>> start

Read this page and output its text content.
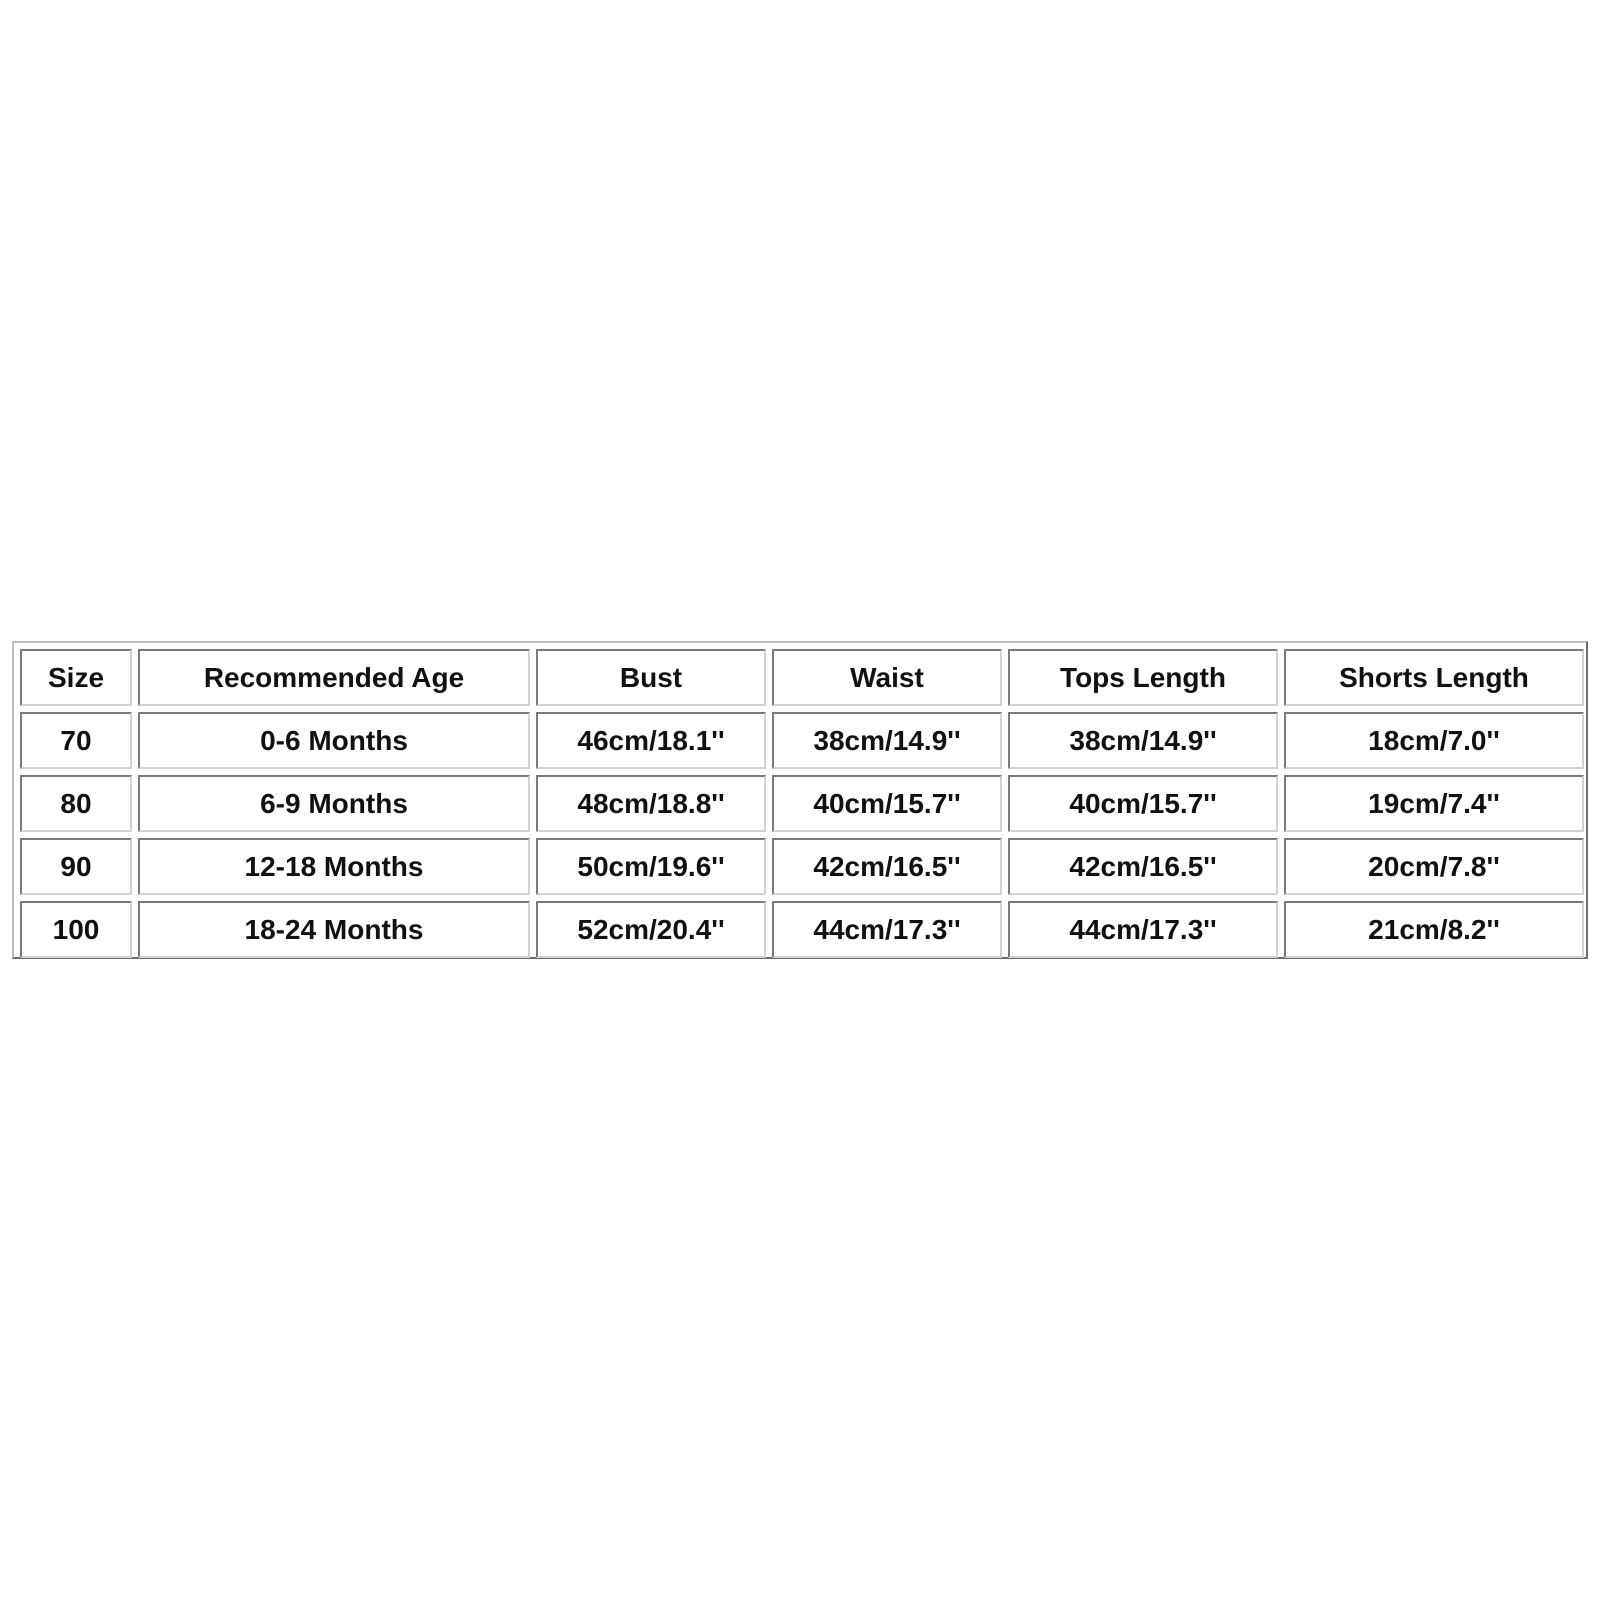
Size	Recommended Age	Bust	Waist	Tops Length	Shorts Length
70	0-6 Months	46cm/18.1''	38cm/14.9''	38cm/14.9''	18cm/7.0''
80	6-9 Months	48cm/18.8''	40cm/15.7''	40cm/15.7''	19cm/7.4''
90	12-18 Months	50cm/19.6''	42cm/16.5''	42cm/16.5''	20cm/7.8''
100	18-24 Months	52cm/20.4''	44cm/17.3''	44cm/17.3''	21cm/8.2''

>> end
>> start

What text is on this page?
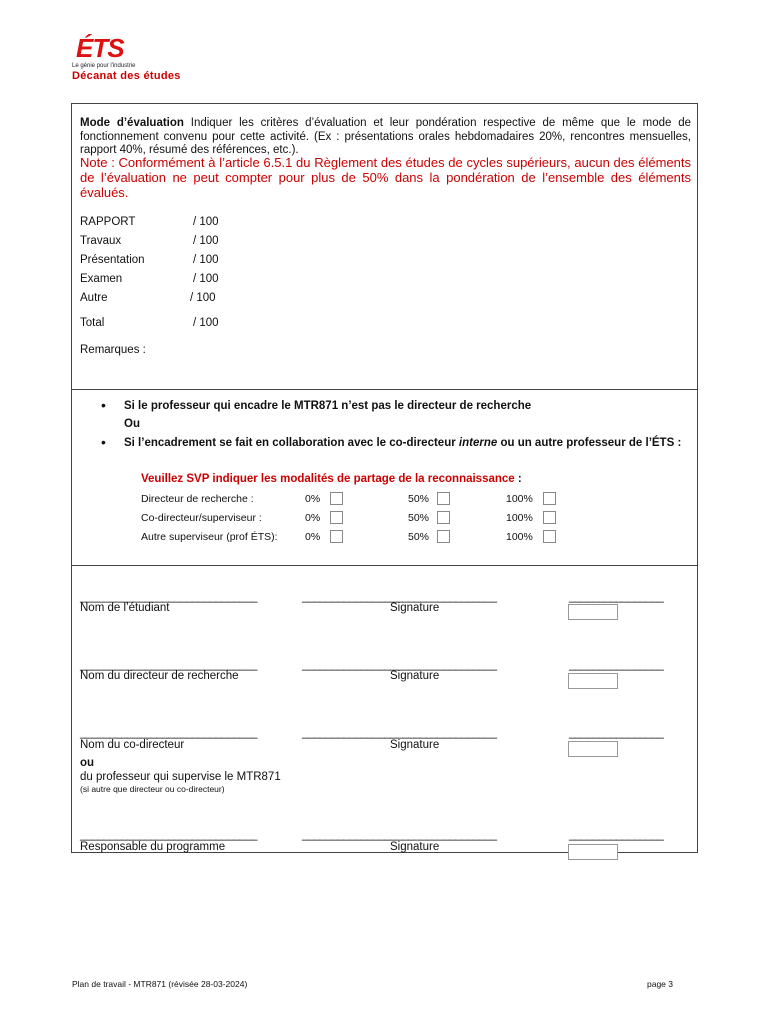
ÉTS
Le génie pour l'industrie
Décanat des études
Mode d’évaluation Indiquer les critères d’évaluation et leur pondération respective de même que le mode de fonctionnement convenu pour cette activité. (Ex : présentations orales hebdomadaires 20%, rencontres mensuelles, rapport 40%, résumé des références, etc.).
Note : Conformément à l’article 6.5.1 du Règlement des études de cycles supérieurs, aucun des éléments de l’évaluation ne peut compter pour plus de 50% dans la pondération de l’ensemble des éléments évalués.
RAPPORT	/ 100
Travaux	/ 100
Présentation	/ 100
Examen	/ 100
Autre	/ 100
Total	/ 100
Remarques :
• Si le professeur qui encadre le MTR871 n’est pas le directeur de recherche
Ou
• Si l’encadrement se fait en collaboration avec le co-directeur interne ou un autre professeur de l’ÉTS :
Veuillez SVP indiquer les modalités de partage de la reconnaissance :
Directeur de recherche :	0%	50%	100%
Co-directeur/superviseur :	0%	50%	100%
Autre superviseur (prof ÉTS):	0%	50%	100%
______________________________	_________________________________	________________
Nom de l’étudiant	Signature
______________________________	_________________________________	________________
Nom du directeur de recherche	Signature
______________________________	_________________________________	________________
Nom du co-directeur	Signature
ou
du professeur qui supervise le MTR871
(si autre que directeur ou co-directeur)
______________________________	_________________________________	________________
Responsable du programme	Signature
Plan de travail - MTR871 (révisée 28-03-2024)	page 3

>> end

Challenge: Return, from the data, each line that has the word "recherche" in it.

Written response:
• Si le professeur qui encadre le MTR871 n’est pas le directeur de recherche
Directeur de recherche :	0%	50%	100%
Nom du directeur de recherche	Signature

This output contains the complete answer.